■ Given problem
Show all lines holding the string "дозы".

───── Supplied records ─────

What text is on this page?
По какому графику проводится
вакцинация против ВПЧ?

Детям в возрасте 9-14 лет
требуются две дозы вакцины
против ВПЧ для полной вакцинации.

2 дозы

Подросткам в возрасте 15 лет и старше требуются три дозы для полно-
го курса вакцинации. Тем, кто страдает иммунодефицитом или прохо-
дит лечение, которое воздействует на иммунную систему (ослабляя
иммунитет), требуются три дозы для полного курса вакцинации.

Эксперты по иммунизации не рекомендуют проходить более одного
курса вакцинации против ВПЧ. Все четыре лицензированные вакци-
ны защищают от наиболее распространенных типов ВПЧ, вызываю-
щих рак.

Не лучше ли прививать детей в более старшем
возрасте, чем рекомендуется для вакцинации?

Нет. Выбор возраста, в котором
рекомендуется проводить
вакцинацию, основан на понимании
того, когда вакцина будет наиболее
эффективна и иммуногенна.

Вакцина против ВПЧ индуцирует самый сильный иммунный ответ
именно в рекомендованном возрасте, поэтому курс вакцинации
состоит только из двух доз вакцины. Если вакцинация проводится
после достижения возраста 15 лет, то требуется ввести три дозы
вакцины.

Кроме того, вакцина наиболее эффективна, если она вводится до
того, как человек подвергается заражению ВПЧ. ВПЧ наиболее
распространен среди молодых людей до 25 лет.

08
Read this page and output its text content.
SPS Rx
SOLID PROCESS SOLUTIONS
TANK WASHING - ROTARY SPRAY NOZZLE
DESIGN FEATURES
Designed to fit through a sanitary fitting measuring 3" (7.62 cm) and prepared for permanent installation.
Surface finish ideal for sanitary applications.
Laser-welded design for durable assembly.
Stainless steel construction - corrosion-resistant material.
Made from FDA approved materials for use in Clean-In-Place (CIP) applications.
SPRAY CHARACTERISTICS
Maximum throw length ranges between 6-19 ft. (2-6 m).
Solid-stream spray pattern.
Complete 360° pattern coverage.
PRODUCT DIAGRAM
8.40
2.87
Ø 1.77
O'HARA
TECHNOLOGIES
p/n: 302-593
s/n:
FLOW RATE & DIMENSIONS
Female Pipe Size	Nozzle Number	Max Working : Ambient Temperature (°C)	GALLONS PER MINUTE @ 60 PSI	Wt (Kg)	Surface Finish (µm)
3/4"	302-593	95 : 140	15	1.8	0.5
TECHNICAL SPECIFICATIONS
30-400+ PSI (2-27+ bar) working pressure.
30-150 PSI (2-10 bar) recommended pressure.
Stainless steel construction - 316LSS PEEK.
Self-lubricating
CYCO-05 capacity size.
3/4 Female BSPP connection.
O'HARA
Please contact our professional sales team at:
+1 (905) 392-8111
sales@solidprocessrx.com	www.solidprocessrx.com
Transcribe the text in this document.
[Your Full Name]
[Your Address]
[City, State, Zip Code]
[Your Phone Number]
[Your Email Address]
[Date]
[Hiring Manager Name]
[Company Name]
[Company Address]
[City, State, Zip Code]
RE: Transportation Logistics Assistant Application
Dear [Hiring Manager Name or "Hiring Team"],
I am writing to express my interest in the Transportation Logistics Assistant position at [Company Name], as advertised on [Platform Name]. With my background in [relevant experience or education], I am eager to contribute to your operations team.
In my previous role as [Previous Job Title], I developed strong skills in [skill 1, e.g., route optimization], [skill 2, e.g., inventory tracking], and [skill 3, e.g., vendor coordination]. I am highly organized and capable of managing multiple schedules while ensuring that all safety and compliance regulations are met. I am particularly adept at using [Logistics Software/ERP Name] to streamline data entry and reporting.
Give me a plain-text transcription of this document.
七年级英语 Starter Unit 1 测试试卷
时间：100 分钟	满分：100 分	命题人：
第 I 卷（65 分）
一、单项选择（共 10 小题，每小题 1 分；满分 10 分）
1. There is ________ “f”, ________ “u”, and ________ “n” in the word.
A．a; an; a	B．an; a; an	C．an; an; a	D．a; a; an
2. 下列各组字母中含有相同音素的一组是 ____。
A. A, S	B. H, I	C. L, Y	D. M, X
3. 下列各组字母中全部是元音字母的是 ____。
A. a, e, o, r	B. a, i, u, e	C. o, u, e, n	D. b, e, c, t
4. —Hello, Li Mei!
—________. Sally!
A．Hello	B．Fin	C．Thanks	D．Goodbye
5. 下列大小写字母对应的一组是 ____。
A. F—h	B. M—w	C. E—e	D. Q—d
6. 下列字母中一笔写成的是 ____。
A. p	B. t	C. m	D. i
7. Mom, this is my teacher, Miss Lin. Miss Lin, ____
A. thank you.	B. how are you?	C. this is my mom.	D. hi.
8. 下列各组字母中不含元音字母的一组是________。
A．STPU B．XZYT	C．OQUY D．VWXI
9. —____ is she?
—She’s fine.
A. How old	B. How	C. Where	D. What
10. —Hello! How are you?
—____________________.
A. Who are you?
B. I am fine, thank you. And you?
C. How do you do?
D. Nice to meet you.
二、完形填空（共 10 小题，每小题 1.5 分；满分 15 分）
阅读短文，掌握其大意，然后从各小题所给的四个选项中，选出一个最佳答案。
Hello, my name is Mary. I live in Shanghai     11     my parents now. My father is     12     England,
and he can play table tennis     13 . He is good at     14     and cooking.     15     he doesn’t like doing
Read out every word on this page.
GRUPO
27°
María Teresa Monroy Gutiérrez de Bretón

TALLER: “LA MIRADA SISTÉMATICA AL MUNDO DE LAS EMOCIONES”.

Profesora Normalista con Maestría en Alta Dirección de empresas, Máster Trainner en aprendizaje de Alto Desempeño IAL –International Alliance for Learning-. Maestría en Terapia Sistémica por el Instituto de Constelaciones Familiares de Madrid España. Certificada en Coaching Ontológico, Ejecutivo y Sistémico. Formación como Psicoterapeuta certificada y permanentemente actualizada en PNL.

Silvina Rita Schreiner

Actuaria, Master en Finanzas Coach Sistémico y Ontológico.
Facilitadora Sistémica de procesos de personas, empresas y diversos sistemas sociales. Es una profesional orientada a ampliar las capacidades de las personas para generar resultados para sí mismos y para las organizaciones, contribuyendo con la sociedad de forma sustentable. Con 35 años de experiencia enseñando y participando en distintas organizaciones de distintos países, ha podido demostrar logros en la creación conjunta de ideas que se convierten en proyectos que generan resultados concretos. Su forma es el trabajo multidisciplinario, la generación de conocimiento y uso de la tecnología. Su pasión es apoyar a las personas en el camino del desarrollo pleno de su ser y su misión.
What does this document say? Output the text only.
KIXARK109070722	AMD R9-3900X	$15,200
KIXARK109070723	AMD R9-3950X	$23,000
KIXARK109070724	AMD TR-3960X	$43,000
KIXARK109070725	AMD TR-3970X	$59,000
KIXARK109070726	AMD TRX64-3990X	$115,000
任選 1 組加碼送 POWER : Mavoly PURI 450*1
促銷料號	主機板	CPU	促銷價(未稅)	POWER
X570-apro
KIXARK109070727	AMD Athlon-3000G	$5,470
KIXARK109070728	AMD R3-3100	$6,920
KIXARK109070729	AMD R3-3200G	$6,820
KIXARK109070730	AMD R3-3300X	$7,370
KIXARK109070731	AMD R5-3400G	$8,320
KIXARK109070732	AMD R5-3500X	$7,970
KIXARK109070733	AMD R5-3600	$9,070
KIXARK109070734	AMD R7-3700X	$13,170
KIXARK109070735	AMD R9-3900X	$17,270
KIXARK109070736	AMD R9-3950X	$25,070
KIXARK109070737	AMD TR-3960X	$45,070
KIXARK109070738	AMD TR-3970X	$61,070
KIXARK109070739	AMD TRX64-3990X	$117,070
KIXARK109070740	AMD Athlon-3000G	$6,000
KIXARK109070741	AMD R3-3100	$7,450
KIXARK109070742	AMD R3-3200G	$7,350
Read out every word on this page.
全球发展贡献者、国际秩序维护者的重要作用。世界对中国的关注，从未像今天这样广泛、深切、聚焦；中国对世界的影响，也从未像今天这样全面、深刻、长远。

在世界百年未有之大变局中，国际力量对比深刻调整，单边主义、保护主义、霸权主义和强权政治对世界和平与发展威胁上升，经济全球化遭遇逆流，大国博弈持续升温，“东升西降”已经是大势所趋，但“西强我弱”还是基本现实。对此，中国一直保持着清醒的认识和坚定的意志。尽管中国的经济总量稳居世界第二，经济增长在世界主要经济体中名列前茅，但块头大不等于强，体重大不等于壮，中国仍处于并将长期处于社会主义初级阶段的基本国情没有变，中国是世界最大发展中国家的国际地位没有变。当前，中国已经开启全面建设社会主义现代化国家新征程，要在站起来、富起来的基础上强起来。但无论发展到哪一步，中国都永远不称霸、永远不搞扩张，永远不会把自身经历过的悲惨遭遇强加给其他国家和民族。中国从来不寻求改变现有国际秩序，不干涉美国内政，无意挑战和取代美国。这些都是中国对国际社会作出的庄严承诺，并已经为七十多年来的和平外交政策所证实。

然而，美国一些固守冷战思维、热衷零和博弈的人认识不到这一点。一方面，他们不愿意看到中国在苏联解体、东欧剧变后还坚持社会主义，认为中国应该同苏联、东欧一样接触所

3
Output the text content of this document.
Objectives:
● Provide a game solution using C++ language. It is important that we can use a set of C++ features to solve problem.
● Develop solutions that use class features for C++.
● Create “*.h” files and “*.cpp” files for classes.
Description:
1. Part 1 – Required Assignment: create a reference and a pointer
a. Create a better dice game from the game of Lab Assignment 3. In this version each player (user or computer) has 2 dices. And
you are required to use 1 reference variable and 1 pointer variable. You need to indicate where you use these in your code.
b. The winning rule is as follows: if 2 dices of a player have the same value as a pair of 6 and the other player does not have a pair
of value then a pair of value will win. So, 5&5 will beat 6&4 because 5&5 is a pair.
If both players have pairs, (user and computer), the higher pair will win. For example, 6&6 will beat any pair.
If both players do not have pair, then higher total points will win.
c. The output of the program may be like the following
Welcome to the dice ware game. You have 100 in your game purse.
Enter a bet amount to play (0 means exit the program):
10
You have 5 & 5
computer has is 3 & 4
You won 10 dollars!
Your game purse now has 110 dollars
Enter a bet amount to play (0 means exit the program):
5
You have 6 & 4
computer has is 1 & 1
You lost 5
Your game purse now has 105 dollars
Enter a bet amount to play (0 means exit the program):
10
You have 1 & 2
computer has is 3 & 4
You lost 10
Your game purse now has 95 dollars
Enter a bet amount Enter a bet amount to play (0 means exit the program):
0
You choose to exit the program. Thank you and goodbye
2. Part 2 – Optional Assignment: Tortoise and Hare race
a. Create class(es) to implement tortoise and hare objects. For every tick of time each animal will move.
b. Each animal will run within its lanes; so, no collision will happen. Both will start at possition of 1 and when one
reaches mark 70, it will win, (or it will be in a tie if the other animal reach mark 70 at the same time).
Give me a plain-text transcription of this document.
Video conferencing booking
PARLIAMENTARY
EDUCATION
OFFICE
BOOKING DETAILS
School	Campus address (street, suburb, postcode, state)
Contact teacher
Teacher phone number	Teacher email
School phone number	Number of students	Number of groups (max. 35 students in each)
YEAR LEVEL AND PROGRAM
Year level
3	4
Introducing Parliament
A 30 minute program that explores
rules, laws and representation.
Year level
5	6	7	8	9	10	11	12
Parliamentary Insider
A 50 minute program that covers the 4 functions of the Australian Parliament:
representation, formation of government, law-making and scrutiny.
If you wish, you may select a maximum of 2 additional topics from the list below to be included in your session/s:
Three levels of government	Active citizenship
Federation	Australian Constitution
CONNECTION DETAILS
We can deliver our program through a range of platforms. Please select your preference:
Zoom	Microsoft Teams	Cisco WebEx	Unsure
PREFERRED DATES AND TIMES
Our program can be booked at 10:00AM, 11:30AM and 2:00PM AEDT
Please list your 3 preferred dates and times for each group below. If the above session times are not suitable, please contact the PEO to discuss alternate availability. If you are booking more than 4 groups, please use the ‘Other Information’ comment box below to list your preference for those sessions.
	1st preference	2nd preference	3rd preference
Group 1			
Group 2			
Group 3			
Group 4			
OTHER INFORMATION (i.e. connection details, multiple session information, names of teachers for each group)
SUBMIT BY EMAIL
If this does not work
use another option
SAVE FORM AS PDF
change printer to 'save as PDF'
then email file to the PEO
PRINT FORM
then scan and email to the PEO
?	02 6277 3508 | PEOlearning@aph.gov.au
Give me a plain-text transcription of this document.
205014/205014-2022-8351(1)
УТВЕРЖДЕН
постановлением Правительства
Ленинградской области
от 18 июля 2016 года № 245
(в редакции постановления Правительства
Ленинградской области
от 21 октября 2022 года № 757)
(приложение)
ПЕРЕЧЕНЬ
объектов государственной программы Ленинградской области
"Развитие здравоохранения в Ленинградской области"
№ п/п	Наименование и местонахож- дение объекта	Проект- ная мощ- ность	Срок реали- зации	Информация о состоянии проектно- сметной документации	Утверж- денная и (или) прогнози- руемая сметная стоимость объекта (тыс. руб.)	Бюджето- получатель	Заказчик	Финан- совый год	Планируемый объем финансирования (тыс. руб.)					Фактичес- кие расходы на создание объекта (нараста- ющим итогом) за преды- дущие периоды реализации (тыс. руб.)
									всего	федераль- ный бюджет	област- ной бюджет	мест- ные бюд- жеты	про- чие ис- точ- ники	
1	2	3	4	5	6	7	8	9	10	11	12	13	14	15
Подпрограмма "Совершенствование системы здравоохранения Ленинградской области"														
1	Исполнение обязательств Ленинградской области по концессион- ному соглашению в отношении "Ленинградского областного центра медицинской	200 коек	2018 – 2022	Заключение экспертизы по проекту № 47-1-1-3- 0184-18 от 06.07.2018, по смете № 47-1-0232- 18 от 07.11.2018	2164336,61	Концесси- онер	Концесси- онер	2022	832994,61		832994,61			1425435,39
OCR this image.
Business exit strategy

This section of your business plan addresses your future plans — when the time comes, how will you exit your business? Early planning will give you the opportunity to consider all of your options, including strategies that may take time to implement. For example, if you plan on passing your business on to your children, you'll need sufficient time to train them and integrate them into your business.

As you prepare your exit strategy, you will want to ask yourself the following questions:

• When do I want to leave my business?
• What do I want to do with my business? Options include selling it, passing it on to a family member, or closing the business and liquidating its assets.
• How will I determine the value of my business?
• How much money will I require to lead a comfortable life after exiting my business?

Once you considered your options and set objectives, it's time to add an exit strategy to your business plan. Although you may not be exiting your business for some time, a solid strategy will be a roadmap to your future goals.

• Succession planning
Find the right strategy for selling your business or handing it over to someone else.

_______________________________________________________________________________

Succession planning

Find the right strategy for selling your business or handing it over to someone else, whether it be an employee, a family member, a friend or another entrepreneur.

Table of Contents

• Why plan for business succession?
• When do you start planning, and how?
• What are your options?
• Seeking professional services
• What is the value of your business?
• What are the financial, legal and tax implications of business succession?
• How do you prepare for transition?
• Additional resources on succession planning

─────

■ The response
требуются две дозы вакцины
2 дозы
Подросткам в возрасте 15 лет и старше требуются три дозы для полно-
иммунитет), требуются три дозы для полного курса вакцинации.
после достижения возраста 15 лет, то требуется ввести три дозы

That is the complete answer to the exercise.